Recorded data:
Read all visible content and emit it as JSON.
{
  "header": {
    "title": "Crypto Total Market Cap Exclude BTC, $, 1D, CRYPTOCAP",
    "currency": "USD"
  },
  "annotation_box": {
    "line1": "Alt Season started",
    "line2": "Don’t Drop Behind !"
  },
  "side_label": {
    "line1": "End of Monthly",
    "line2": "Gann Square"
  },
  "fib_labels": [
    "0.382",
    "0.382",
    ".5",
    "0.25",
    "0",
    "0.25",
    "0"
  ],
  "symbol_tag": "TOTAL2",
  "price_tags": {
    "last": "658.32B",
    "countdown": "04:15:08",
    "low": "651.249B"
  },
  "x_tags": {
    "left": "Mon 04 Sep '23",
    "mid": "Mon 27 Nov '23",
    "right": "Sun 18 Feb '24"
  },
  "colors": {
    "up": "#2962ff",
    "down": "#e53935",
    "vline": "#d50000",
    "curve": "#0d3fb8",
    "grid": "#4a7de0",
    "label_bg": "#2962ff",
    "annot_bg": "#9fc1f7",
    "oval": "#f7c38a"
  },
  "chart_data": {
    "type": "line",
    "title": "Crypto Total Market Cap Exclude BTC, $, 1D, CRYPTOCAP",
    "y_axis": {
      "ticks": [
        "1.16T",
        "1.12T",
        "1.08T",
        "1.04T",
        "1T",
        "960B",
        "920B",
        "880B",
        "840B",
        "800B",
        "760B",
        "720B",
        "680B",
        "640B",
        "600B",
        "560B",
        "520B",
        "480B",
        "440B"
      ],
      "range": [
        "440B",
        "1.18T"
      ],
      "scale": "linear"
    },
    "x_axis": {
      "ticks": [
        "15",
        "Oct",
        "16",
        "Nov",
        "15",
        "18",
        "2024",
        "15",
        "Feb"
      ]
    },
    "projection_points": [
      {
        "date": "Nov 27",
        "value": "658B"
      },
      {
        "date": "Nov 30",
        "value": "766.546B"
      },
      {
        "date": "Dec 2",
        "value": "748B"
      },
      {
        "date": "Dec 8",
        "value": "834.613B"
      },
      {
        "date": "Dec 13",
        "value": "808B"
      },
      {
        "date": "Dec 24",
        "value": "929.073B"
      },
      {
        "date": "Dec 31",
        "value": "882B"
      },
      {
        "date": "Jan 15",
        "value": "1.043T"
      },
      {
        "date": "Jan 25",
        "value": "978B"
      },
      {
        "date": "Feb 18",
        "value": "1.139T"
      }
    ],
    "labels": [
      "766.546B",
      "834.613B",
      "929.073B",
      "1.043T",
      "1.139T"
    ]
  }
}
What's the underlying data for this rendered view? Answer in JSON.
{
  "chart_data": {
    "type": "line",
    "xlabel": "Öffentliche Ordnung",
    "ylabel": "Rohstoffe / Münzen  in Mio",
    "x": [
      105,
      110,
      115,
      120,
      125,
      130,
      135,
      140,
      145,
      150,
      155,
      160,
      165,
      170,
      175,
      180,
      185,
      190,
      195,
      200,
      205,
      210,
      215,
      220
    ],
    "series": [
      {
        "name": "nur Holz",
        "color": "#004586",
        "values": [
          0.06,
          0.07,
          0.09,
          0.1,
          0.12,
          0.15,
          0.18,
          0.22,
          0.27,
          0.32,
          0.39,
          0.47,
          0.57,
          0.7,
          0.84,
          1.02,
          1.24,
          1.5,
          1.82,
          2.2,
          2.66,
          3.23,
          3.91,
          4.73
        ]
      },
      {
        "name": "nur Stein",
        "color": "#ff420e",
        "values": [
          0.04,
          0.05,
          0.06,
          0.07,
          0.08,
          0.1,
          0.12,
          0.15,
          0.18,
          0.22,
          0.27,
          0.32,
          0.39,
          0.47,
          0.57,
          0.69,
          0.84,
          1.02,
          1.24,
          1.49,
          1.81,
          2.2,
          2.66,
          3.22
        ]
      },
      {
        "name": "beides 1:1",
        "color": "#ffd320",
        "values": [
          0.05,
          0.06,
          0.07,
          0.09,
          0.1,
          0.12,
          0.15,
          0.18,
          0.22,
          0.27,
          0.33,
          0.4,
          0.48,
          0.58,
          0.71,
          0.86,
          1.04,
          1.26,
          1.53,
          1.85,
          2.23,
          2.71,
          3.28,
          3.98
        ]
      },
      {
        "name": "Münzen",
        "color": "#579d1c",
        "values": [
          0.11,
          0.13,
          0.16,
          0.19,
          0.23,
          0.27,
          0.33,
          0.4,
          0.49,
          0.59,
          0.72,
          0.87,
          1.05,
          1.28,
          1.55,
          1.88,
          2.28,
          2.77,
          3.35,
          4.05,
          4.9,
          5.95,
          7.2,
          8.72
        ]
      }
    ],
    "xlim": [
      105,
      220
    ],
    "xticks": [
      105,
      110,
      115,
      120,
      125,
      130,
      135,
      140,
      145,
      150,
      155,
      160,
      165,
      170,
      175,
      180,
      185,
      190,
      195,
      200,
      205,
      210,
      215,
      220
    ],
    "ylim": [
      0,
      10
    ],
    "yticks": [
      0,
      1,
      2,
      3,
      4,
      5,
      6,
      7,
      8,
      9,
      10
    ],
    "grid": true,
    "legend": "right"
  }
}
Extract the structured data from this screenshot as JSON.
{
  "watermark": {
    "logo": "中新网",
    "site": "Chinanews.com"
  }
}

Your task: Every line of the material must be returned exactly as it appears.

Result below:
Read all visible content and emit it as JSON.
{
  "header": {
    "title": "Crypto Total Market Cap Exclude BTC, $, 1D, CRYPTOCAP",
    "currency": "USD"
  },
  "annotation_box": {
    "line1": "Alt Season started",
    "line2": "Don’t Drop Behind !"
  },
  "side_label": {
    "line1": "End of Monthly",
    "line2": "Gann Square"
  },
  "fib_labels": [
    "0.382",
    "0.382",
    ".5",
    "0.25",
    "0",
    "0.25",
    "0"
  ],
  "symbol_tag": "TOTAL2",
  "price_tags": {
    "last": "658.32B",
    "countdown": "04:15:08",
    "low": "651.249B"
  },
  "x_tags": {
    "left": "Mon 04 Sep '23",
    "mid": "Mon 27 Nov '23",
    "right": "Sun 18 Feb '24"
  },
  "colors": {
    "up": "#2962ff",
    "down": "#e53935",
    "vline": "#d50000",
    "curve": "#0d3fb8",
    "grid": "#4a7de0",
    "label_bg": "#2962ff",
    "annot_bg": "#9fc1f7",
    "oval": "#f7c38a"
  },
  "chart_data": {
    "type": "line",
    "title": "Crypto Total Market Cap Exclude BTC, $, 1D, CRYPTOCAP",
    "y_axis": {
      "ticks": [
        "1.16T",
        "1.12T",
        "1.08T",
        "1.04T",
        "1T",
        "960B",
        "920B",
        "880B",
        "840B",
        "800B",
        "760B",
        "720B",
        "680B",
        "640B",
        "600B",
        "560B",
        "520B",
        "480B",
        "440B"
      ],
      "range": [
        "440B",
        "1.18T"
      ],
      "scale": "linear"
    },
    "x_axis": {
      "ticks": [
        "15",
        "Oct",
        "16",
        "Nov",
        "15",
        "18",
        "2024",
        "15",
        "Feb"
      ]
    },
    "projection_points": [
      {
        "date": "Nov 27",
        "value": "658B"
      },
      {
        "date": "Nov 30",
        "value": "766.546B"
      },
      {
        "date": "Dec 2",
        "value": "748B"
      },
      {
        "date": "Dec 8",
        "value": "834.613B"
      },
      {
        "date": "Dec 13",
        "value": "808B"
      },
      {
        "date": "Dec 24",
        "value": "929.073B"
      },
      {
        "date": "Dec 31",
        "value": "882B"
      },
      {
        "date": "Jan 15",
        "value": "1.043T"
      },
      {
        "date": "Jan 25",
        "value": "978B"
      },
      {
        "date": "Feb 18",
        "value": "1.139T"
      }
    ],
    "labels": [
      "766.546B",
      "834.613B",
      "929.073B",
      "1.043T",
      "1.139T"
    ]
  }
}
What's the underlying data for this rendered view? Answer in JSON.
{
  "chart_data": {
    "type": "line",
    "xlabel": "Öffentliche Ordnung",
    "ylabel": "Rohstoffe / Münzen  in Mio",
    "x": [
      105,
      110,
      115,
      120,
      125,
      130,
      135,
      140,
      145,
      150,
      155,
      160,
      165,
      170,
      175,
      180,
      185,
      190,
      195,
      200,
      205,
      210,
      215,
      220
    ],
    "series": [
      {
        "name": "nur Holz",
        "color": "#004586",
        "values": [
          0.06,
          0.07,
          0.09,
          0.1,
          0.12,
          0.15,
          0.18,
          0.22,
          0.27,
          0.32,
          0.39,
          0.47,
          0.57,
          0.7,
          0.84,
          1.02,
          1.24,
          1.5,
          1.82,
          2.2,
          2.66,
          3.23,
          3.91,
          4.73
        ]
      },
      {
        "name": "nur Stein",
        "color": "#ff420e",
        "values": [
          0.04,
          0.05,
          0.06,
          0.07,
          0.08,
          0.1,
          0.12,
          0.15,
          0.18,
          0.22,
          0.27,
          0.32,
          0.39,
          0.47,
          0.57,
          0.69,
          0.84,
          1.02,
          1.24,
          1.49,
          1.81,
          2.2,
          2.66,
          3.22
        ]
      },
      {
        "name": "beides 1:1",
        "color": "#ffd320",
        "values": [
          0.05,
          0.06,
          0.07,
          0.09,
          0.1,
          0.12,
          0.15,
          0.18,
          0.22,
          0.27,
          0.33,
          0.4,
          0.48,
          0.58,
          0.71,
          0.86,
          1.04,
          1.26,
          1.53,
          1.85,
          2.23,
          2.71,
          3.28,
          3.98
        ]
      },
      {
        "name": "Münzen",
        "color": "#579d1c",
        "values": [
          0.11,
          0.13,
          0.16,
          0.19,
          0.23,
          0.27,
          0.33,
          0.4,
          0.49,
          0.59,
          0.72,
          0.87,
          1.05,
          1.28,
          1.55,
          1.88,
          2.28,
          2.77,
          3.35,
          4.05,
          4.9,
          5.95,
          7.2,
          8.72
        ]
      }
    ],
    "xlim": [
      105,
      220
    ],
    "xticks": [
      105,
      110,
      115,
      120,
      125,
      130,
      135,
      140,
      145,
      150,
      155,
      160,
      165,
      170,
      175,
      180,
      185,
      190,
      195,
      200,
      205,
      210,
      215,
      220
    ],
    "ylim": [
      0,
      10
    ],
    "yticks": [
      0,
      1,
      2,
      3,
      4,
      5,
      6,
      7,
      8,
      9,
      10
    ],
    "grid": true,
    "legend": "right"
  }
}
Extract the structured data from this screenshot as JSON.
{
  "watermark": {
    "logo": "中新网",
    "site": "Chinanews.com"
  }
}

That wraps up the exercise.